=== Exercise instructions ===
Look through the data below and report how many lines include "name". Only the number should be given.

=== Exercise input ===

-----

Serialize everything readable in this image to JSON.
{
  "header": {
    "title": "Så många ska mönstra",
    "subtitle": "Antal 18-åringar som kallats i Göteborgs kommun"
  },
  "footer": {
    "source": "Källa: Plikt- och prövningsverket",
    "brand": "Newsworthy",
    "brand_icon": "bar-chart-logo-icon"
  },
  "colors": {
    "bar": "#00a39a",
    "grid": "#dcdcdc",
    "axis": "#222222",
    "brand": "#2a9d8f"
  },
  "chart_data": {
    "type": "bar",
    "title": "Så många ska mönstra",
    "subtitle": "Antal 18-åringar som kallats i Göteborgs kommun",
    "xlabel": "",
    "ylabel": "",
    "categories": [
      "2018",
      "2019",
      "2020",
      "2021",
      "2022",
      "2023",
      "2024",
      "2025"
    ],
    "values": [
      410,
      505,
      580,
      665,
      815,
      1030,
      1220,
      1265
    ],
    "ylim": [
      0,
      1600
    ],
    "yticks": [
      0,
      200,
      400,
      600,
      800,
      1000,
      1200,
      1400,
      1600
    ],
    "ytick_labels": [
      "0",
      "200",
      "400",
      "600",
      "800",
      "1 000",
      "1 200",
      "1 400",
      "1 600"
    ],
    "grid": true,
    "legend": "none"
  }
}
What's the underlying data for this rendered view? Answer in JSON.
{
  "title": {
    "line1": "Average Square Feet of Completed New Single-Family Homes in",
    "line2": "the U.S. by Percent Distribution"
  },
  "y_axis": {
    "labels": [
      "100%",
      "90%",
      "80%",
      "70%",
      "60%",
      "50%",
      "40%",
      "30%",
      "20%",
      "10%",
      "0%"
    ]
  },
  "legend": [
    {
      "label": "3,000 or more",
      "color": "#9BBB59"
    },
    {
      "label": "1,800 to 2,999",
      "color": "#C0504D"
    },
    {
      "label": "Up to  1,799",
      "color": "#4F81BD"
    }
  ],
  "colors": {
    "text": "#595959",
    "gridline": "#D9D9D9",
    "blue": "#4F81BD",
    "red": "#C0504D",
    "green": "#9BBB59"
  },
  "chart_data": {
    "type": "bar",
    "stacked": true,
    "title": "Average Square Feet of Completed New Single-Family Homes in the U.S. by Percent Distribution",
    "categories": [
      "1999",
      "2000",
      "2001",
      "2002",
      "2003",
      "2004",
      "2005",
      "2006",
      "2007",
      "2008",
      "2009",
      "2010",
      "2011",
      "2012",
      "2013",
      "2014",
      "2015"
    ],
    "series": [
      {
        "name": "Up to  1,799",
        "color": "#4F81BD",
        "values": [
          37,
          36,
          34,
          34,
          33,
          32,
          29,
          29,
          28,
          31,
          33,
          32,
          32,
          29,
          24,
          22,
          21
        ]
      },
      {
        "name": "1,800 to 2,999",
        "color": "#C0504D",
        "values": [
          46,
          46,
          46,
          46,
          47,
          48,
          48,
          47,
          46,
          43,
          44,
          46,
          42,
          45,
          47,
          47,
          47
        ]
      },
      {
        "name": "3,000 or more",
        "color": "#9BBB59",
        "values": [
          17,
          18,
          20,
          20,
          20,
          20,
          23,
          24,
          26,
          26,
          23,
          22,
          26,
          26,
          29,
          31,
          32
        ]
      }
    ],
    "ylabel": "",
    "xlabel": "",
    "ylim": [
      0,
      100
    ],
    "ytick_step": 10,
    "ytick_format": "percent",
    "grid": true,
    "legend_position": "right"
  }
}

-----

=== Result of this task ===
3